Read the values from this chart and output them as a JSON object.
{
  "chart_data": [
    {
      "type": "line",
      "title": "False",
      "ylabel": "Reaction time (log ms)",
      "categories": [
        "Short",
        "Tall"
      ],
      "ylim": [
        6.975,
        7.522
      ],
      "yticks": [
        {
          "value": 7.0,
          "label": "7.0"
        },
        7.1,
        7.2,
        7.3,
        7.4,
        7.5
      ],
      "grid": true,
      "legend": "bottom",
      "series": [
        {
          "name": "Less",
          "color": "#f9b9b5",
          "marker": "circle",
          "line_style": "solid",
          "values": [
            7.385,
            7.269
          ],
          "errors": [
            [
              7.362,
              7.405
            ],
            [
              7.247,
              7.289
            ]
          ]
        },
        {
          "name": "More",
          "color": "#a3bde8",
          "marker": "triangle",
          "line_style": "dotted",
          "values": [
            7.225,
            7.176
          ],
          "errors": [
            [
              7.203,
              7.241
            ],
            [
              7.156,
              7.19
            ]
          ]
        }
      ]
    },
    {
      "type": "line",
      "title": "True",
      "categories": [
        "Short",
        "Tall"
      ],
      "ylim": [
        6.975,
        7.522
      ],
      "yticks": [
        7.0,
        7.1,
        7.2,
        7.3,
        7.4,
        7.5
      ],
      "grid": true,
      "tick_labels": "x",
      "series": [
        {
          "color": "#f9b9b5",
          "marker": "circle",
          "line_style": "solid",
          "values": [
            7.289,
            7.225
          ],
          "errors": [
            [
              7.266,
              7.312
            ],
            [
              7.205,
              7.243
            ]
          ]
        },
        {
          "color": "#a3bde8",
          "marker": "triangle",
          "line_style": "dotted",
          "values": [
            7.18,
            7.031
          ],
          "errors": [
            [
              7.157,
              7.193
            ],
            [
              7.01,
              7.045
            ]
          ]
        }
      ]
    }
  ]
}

== == ==

*What you are asked to do*. Exactly as written, please output every entry.

*Exercise result*.
Read the values from this chart and output them as a JSON object.
{
  "chart_data": [
    {
      "type": "line",
      "title": "False",
      "ylabel": "Reaction time (log ms)",
      "categories": [
        "Short",
        "Tall"
      ],
      "ylim": [
        6.975,
        7.522
      ],
      "yticks": [
        {
          "value": 7.0,
          "label": "7.0"
        },
        7.1,
        7.2,
        7.3,
        7.4,
        7.5
      ],
      "grid": true,
      "legend": "bottom",
      "series": [
        {
          "name": "Less",
          "color": "#f9b9b5",
          "marker": "circle",
          "line_style": "solid",
          "values": [
            7.385,
            7.269
          ],
          "errors": [
            [
              7.362,
              7.405
            ],
            [
              7.247,
              7.289
            ]
          ]
        },
        {
          "name": "More",
          "color": "#a3bde8",
          "marker": "triangle",
          "line_style": "dotted",
          "values": [
            7.225,
            7.176
          ],
          "errors": [
            [
              7.203,
              7.241
            ],
            [
              7.156,
              7.19
            ]
          ]
        }
      ]
    },
    {
      "type": "line",
      "title": "True",
      "categories": [
        "Short",
        "Tall"
      ],
      "ylim": [
        6.975,
        7.522
      ],
      "yticks": [
        7.0,
        7.1,
        7.2,
        7.3,
        7.4,
        7.5
      ],
      "grid": true,
      "tick_labels": "x",
      "series": [
        {
          "color": "#f9b9b5",
          "marker": "circle",
          "line_style": "solid",
          "values": [
            7.289,
            7.225
          ],
          "errors": [
            [
              7.266,
              7.312
            ],
            [
              7.205,
              7.243
            ]
          ]
        },
        {
          "color": "#a3bde8",
          "marker": "triangle",
          "line_style": "dotted",
          "values": [
            7.18,
            7.031
          ],
          "errors": [
            [
              7.157,
              7.193
            ],
            [
              7.01,
              7.045
            ]
          ]
        }
      ]
    }
  ]
}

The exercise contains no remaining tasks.